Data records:
BEGIN

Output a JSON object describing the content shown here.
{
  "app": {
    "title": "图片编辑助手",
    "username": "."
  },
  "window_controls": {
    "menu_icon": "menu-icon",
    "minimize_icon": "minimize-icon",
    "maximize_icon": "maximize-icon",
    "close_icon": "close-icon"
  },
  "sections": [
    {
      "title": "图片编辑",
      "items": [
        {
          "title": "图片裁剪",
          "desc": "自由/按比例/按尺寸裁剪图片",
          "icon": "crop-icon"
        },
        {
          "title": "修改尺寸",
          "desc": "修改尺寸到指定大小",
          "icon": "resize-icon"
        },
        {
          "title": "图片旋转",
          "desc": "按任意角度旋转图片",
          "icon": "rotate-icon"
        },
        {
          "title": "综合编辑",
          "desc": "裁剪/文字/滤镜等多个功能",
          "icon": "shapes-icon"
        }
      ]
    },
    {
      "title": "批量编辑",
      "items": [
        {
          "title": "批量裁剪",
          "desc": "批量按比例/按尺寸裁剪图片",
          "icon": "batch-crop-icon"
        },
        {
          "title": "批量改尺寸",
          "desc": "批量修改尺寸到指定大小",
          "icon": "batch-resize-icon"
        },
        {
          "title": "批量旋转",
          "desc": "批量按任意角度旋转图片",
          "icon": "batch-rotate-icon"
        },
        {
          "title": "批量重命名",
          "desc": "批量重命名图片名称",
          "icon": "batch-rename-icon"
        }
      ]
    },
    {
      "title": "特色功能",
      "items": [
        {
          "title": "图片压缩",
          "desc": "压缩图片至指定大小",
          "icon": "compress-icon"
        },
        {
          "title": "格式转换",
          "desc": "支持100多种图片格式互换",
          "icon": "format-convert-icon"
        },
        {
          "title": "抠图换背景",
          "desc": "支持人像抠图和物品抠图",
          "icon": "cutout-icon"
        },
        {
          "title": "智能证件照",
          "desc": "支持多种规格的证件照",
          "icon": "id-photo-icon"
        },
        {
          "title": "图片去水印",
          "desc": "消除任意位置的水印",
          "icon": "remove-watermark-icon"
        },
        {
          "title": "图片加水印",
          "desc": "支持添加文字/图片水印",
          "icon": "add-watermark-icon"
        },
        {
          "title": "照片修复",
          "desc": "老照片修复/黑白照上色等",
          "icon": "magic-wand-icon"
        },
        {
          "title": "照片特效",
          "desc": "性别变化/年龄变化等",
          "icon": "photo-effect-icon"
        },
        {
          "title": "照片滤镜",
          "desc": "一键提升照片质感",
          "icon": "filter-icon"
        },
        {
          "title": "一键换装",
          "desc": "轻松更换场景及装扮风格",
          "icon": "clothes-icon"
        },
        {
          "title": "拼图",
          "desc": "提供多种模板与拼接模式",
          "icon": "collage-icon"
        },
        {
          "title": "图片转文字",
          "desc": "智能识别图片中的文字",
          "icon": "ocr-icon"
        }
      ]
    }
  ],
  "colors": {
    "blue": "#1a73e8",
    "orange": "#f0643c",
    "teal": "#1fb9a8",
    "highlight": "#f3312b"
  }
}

END

*What to do*
From the entries above, copy out every line where the string "rotate" appears.

*Response to this task*
          "icon": "rotate-icon"
          "icon": "batch-rotate-icon"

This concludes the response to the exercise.